Begin

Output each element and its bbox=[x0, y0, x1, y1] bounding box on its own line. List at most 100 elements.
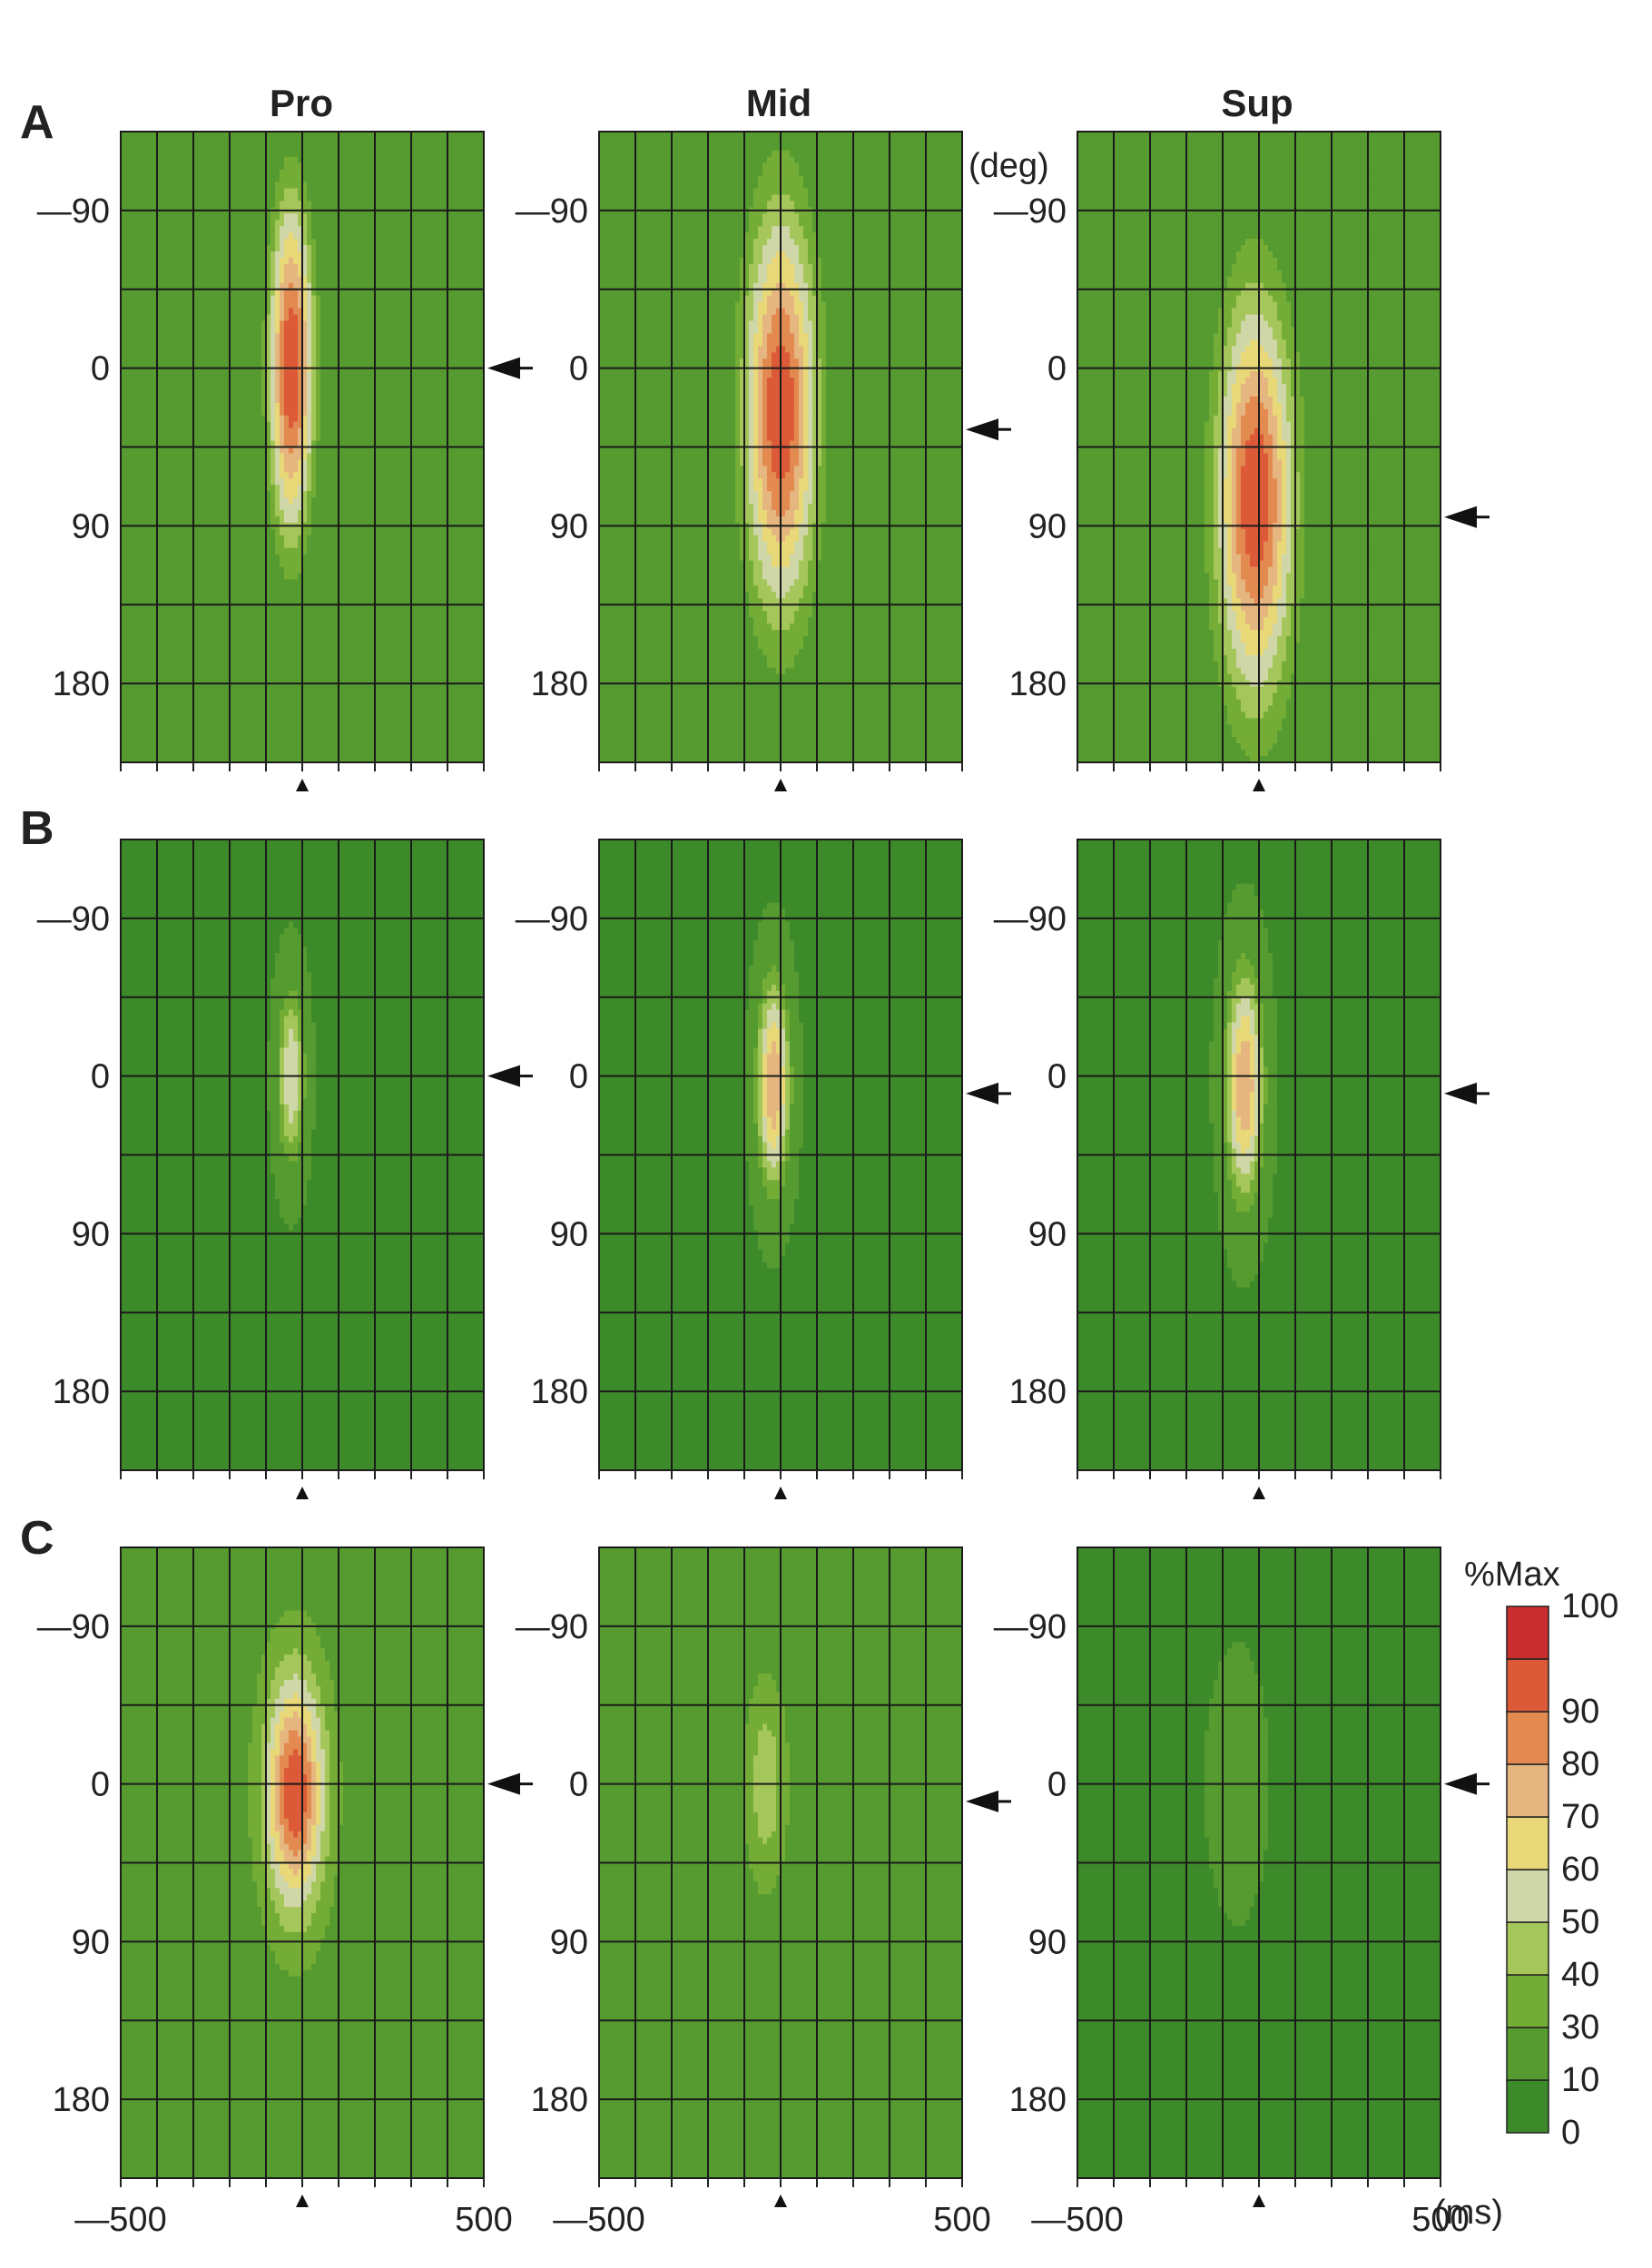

End
Begin

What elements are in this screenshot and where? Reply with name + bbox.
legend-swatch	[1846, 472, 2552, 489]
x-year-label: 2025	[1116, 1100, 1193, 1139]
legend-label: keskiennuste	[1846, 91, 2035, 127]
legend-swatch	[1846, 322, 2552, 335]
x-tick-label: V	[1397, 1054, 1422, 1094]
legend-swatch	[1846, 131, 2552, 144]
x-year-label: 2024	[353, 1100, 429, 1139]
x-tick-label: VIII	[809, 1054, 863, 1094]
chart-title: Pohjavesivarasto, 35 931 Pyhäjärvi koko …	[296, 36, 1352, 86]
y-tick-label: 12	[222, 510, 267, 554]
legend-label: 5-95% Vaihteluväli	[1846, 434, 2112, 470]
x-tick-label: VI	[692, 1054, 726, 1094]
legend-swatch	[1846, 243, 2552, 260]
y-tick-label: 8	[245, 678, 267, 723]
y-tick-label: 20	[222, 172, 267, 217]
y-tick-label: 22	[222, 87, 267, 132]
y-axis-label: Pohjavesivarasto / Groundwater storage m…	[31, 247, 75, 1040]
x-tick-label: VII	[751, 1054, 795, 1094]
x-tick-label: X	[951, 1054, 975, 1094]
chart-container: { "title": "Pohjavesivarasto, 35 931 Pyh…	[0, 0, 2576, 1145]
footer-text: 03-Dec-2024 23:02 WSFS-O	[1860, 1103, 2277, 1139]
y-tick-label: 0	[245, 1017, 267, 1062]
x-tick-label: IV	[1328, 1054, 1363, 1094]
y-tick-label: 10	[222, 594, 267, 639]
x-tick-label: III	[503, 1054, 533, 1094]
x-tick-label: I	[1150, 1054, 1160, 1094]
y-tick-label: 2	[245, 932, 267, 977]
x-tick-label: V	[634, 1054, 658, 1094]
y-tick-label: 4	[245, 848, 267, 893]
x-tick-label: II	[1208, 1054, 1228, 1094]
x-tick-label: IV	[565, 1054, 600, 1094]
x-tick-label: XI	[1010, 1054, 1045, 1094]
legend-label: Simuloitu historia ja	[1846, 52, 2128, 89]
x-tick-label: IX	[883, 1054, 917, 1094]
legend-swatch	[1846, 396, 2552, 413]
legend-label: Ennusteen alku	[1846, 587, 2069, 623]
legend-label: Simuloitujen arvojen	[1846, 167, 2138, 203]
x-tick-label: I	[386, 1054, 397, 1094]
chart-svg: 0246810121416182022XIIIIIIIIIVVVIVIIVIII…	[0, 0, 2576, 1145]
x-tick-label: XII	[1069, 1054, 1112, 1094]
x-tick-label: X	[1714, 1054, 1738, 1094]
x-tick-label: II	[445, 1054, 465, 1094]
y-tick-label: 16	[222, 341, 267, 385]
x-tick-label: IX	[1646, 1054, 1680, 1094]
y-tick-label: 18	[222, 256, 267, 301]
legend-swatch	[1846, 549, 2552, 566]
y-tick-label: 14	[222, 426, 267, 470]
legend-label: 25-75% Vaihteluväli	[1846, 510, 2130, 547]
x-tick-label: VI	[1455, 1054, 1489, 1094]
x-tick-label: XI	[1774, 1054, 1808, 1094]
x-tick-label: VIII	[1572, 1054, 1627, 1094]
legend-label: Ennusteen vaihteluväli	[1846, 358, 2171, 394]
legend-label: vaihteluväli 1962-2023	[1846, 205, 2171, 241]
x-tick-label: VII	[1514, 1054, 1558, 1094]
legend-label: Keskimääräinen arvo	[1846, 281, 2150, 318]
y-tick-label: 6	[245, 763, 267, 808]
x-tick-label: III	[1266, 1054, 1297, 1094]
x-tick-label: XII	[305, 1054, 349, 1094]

End

- Task brief:
Render the data as a numbered list, beginning at the line that contains "What elements are" and stopping after the line that contains "678, 267, 723]". Leave out any blank lines.

- Response to the task:
1. What elements are in this screenshot and where? Reply with name + bbox.
2. legend-swatch	[1846, 472, 2552, 489]
3. x-year-label: 2025	[1116, 1100, 1193, 1139]
4. legend-label: keskiennuste	[1846, 91, 2035, 127]
5. legend-swatch	[1846, 322, 2552, 335]
6. x-tick-label: V	[1397, 1054, 1422, 1094]
7. legend-swatch	[1846, 131, 2552, 144]
8. x-year-label: 2024	[353, 1100, 429, 1139]
9. x-tick-label: VIII	[809, 1054, 863, 1094]
10. chart-title: Pohjavesivarasto, 35 931 Pyhäjärvi koko …	[296, 36, 1352, 86]
11. y-tick-label: 12	[222, 510, 267, 554]
12. legend-label: 5-95% Vaihteluväli	[1846, 434, 2112, 470]
13. x-tick-label: VI	[692, 1054, 726, 1094]
14. legend-swatch	[1846, 243, 2552, 260]
15. y-tick-label: 8	[245, 678, 267, 723]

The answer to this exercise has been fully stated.